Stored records
+---+

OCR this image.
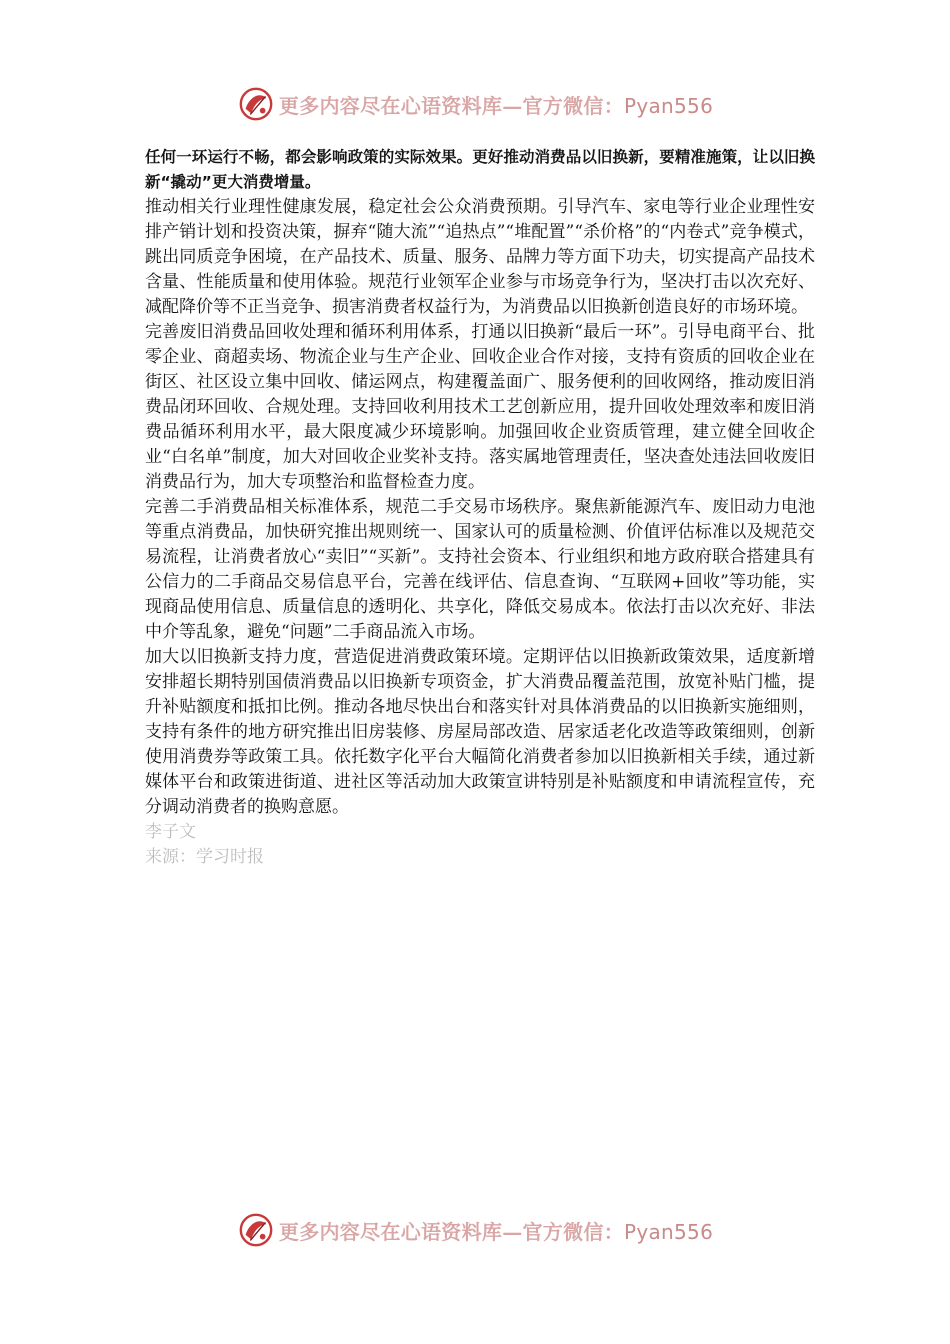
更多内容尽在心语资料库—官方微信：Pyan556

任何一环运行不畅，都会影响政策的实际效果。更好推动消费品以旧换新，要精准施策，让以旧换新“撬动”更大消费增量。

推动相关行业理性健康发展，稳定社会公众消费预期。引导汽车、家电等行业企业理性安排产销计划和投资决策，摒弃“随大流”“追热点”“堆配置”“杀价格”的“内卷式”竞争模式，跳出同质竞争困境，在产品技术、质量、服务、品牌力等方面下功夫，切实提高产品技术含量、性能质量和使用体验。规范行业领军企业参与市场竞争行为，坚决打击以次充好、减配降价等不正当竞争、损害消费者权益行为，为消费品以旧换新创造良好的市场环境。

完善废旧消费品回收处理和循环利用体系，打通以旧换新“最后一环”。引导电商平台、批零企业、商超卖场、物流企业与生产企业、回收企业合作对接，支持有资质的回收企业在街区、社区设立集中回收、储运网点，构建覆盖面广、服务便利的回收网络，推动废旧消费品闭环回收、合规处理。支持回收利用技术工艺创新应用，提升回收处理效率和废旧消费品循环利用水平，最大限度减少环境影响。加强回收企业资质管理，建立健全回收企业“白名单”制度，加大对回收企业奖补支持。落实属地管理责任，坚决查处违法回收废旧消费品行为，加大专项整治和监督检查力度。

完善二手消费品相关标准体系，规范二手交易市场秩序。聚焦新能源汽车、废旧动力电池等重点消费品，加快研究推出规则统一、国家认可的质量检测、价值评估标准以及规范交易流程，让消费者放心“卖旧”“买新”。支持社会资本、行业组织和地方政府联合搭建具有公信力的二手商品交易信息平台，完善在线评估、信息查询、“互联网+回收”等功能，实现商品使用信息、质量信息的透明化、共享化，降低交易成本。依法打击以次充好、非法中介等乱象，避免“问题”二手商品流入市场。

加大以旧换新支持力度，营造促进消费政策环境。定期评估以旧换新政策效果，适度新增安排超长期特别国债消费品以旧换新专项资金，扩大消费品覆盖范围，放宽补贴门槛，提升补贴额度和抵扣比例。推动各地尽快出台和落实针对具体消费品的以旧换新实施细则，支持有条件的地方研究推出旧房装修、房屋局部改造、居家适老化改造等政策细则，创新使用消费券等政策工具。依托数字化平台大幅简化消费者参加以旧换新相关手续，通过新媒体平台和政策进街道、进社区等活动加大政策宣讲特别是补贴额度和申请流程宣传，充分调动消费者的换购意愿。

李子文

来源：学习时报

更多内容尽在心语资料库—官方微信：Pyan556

+---+

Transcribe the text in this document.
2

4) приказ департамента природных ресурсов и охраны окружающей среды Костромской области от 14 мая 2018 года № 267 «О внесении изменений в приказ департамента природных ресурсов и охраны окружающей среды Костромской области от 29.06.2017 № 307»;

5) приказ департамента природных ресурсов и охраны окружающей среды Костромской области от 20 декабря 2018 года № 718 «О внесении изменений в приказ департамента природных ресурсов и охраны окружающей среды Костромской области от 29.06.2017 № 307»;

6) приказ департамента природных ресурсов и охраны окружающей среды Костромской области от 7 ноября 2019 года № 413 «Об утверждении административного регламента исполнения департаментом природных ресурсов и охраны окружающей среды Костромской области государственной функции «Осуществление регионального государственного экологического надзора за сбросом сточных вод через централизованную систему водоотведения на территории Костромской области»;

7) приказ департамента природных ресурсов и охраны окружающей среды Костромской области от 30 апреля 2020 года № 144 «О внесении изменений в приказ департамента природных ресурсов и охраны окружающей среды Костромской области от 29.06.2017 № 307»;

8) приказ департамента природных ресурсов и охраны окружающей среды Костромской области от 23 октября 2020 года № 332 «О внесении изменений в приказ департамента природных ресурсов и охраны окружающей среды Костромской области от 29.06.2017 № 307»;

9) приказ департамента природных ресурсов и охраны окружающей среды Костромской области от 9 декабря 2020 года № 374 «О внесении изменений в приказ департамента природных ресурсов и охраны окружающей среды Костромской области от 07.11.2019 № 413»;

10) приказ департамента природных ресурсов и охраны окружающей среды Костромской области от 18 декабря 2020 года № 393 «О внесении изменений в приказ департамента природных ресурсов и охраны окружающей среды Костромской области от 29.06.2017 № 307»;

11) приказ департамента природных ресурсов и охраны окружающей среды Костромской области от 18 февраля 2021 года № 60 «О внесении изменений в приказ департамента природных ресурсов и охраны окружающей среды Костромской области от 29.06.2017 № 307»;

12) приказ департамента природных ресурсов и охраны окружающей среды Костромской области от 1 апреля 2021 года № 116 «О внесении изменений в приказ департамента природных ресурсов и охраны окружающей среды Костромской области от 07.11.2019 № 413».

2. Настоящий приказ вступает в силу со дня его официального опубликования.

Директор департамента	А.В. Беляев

+---+

In the records above, locate every line with the string "апреля" and copy it.

#### CORRECT RESULT:
7) приказ департамента природных ресурсов и охраны окружающей среды Костромской области от 30 апреля 2020 года № 144 «О внесении изменений в приказ департамента природных ресурсов и охраны окружающей среды Костромской области от 29.06.2017 № 307»;
12) приказ департамента природных ресурсов и охраны окружающей среды Костромской области от 1 апреля 2021 года № 116 «О внесении изменений в приказ департамента природных ресурсов и охраны окружающей среды Костромской области от 07.11.2019 № 413».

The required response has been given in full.